→ **EXERCISE TASK**: The records that follow need to be output exactly as they are.

→ **GIVEN INFORMATION**:
+ + + + + + +

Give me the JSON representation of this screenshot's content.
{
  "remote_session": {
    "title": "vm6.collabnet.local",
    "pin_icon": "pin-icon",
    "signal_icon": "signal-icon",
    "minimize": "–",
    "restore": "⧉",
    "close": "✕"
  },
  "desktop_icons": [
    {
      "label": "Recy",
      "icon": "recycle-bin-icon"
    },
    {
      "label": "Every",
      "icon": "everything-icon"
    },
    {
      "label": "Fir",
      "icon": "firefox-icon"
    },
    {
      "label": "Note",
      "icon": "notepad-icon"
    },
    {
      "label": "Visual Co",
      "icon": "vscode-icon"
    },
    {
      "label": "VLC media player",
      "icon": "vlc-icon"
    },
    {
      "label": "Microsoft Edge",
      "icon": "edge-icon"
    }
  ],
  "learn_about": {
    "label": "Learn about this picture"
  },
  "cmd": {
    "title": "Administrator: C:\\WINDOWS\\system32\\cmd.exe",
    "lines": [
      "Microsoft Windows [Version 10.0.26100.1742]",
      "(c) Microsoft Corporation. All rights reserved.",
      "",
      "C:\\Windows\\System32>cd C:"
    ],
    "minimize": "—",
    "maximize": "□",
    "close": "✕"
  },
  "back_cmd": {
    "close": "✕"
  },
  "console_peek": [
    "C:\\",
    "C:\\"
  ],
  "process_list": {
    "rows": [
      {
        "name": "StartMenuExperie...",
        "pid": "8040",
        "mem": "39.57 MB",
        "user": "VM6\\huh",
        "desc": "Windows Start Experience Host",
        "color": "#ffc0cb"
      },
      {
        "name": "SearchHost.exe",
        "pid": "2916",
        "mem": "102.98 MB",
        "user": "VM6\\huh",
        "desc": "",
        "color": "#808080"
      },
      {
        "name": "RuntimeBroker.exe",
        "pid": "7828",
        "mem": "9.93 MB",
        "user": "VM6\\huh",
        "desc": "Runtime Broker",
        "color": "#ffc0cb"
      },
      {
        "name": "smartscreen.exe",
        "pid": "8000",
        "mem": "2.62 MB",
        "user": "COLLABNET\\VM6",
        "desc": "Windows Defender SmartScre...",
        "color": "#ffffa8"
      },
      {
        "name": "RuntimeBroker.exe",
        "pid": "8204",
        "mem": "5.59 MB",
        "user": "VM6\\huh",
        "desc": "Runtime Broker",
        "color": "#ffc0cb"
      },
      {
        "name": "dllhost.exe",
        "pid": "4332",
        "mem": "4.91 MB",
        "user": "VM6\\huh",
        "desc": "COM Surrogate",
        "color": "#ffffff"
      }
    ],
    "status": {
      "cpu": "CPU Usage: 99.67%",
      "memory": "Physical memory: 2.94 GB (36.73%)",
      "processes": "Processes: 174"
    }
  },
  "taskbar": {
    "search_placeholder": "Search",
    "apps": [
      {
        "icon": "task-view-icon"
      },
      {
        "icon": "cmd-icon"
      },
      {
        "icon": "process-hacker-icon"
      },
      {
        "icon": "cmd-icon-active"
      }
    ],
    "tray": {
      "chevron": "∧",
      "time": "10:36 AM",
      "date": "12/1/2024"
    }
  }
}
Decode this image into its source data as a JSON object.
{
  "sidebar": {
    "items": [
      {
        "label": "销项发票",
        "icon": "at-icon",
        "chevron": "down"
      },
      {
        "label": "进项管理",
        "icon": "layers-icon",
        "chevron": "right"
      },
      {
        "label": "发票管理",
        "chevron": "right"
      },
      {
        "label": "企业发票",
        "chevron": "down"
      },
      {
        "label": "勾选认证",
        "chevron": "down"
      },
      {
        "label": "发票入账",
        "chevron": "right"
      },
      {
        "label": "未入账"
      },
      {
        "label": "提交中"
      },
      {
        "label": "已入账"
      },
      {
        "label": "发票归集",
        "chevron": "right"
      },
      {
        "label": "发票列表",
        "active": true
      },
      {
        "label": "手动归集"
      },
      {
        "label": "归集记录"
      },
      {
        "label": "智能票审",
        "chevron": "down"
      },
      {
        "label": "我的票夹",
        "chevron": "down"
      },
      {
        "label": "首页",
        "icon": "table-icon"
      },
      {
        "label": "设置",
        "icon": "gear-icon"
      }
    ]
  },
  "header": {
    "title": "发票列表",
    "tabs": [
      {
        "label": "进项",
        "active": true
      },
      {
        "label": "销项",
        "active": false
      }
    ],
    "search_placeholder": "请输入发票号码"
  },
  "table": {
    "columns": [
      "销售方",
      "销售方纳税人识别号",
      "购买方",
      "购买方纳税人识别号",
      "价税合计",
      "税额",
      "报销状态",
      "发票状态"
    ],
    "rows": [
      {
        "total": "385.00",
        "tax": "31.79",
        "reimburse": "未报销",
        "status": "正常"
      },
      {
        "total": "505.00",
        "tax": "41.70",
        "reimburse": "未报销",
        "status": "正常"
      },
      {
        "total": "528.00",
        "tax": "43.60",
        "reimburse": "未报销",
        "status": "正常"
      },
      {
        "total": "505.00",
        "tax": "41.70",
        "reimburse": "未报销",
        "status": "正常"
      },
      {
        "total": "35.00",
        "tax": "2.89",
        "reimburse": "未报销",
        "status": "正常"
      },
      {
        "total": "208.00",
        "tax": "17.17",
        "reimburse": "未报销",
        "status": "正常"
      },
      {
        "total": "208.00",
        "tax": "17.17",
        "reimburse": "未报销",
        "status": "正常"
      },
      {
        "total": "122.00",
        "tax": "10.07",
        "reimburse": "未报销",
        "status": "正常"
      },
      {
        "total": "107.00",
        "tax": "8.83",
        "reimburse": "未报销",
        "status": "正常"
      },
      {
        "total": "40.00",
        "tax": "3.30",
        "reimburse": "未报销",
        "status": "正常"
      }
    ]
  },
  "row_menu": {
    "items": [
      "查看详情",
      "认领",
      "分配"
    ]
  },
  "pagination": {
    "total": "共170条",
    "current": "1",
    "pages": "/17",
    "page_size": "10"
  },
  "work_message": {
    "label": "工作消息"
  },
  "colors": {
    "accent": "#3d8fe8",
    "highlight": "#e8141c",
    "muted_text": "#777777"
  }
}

+ + + + + + +

→ **FULL SOLUTION**:
Give me the JSON representation of this screenshot's content.
{
  "remote_session": {
    "title": "vm6.collabnet.local",
    "pin_icon": "pin-icon",
    "signal_icon": "signal-icon",
    "minimize": "–",
    "restore": "⧉",
    "close": "✕"
  },
  "desktop_icons": [
    {
      "label": "Recy",
      "icon": "recycle-bin-icon"
    },
    {
      "label": "Every",
      "icon": "everything-icon"
    },
    {
      "label": "Fir",
      "icon": "firefox-icon"
    },
    {
      "label": "Note",
      "icon": "notepad-icon"
    },
    {
      "label": "Visual Co",
      "icon": "vscode-icon"
    },
    {
      "label": "VLC media player",
      "icon": "vlc-icon"
    },
    {
      "label": "Microsoft Edge",
      "icon": "edge-icon"
    }
  ],
  "learn_about": {
    "label": "Learn about this picture"
  },
  "cmd": {
    "title": "Administrator: C:\\WINDOWS\\system32\\cmd.exe",
    "lines": [
      "Microsoft Windows [Version 10.0.26100.1742]",
      "(c) Microsoft Corporation. All rights reserved.",
      "",
      "C:\\Windows\\System32>cd C:"
    ],
    "minimize": "—",
    "maximize": "□",
    "close": "✕"
  },
  "back_cmd": {
    "close": "✕"
  },
  "console_peek": [
    "C:\\",
    "C:\\"
  ],
  "process_list": {
    "rows": [
      {
        "name": "StartMenuExperie...",
        "pid": "8040",
        "mem": "39.57 MB",
        "user": "VM6\\huh",
        "desc": "Windows Start Experience Host",
        "color": "#ffc0cb"
      },
      {
        "name": "SearchHost.exe",
        "pid": "2916",
        "mem": "102.98 MB",
        "user": "VM6\\huh",
        "desc": "",
        "color": "#808080"
      },
      {
        "name": "RuntimeBroker.exe",
        "pid": "7828",
        "mem": "9.93 MB",
        "user": "VM6\\huh",
        "desc": "Runtime Broker",
        "color": "#ffc0cb"
      },
      {
        "name": "smartscreen.exe",
        "pid": "8000",
        "mem": "2.62 MB",
        "user": "COLLABNET\\VM6",
        "desc": "Windows Defender SmartScre...",
        "color": "#ffffa8"
      },
      {
        "name": "RuntimeBroker.exe",
        "pid": "8204",
        "mem": "5.59 MB",
        "user": "VM6\\huh",
        "desc": "Runtime Broker",
        "color": "#ffc0cb"
      },
      {
        "name": "dllhost.exe",
        "pid": "4332",
        "mem": "4.91 MB",
        "user": "VM6\\huh",
        "desc": "COM Surrogate",
        "color": "#ffffff"
      }
    ],
    "status": {
      "cpu": "CPU Usage: 99.67%",
      "memory": "Physical memory: 2.94 GB (36.73%)",
      "processes": "Processes: 174"
    }
  },
  "taskbar": {
    "search_placeholder": "Search",
    "apps": [
      {
        "icon": "task-view-icon"
      },
      {
        "icon": "cmd-icon"
      },
      {
        "icon": "process-hacker-icon"
      },
      {
        "icon": "cmd-icon-active"
      }
    ],
    "tray": {
      "chevron": "∧",
      "time": "10:36 AM",
      "date": "12/1/2024"
    }
  }
}
Decode this image into its source data as a JSON object.
{
  "sidebar": {
    "items": [
      {
        "label": "销项发票",
        "icon": "at-icon",
        "chevron": "down"
      },
      {
        "label": "进项管理",
        "icon": "layers-icon",
        "chevron": "right"
      },
      {
        "label": "发票管理",
        "chevron": "right"
      },
      {
        "label": "企业发票",
        "chevron": "down"
      },
      {
        "label": "勾选认证",
        "chevron": "down"
      },
      {
        "label": "发票入账",
        "chevron": "right"
      },
      {
        "label": "未入账"
      },
      {
        "label": "提交中"
      },
      {
        "label": "已入账"
      },
      {
        "label": "发票归集",
        "chevron": "right"
      },
      {
        "label": "发票列表",
        "active": true
      },
      {
        "label": "手动归集"
      },
      {
        "label": "归集记录"
      },
      {
        "label": "智能票审",
        "chevron": "down"
      },
      {
        "label": "我的票夹",
        "chevron": "down"
      },
      {
        "label": "首页",
        "icon": "table-icon"
      },
      {
        "label": "设置",
        "icon": "gear-icon"
      }
    ]
  },
  "header": {
    "title": "发票列表",
    "tabs": [
      {
        "label": "进项",
        "active": true
      },
      {
        "label": "销项",
        "active": false
      }
    ],
    "search_placeholder": "请输入发票号码"
  },
  "table": {
    "columns": [
      "销售方",
      "销售方纳税人识别号",
      "购买方",
      "购买方纳税人识别号",
      "价税合计",
      "税额",
      "报销状态",
      "发票状态"
    ],
    "rows": [
      {
        "total": "385.00",
        "tax": "31.79",
        "reimburse": "未报销",
        "status": "正常"
      },
      {
        "total": "505.00",
        "tax": "41.70",
        "reimburse": "未报销",
        "status": "正常"
      },
      {
        "total": "528.00",
        "tax": "43.60",
        "reimburse": "未报销",
        "status": "正常"
      },
      {
        "total": "505.00",
        "tax": "41.70",
        "reimburse": "未报销",
        "status": "正常"
      },
      {
        "total": "35.00",
        "tax": "2.89",
        "reimburse": "未报销",
        "status": "正常"
      },
      {
        "total": "208.00",
        "tax": "17.17",
        "reimburse": "未报销",
        "status": "正常"
      },
      {
        "total": "208.00",
        "tax": "17.17",
        "reimburse": "未报销",
        "status": "正常"
      },
      {
        "total": "122.00",
        "tax": "10.07",
        "reimburse": "未报销",
        "status": "正常"
      },
      {
        "total": "107.00",
        "tax": "8.83",
        "reimburse": "未报销",
        "status": "正常"
      },
      {
        "total": "40.00",
        "tax": "3.30",
        "reimburse": "未报销",
        "status": "正常"
      }
    ]
  },
  "row_menu": {
    "items": [
      "查看详情",
      "认领",
      "分配"
    ]
  },
  "pagination": {
    "total": "共170条",
    "current": "1",
    "pages": "/17",
    "page_size": "10"
  },
  "work_message": {
    "label": "工作消息"
  },
  "colors": {
    "accent": "#3d8fe8",
    "highlight": "#e8141c",
    "muted_text": "#777777"
  }
}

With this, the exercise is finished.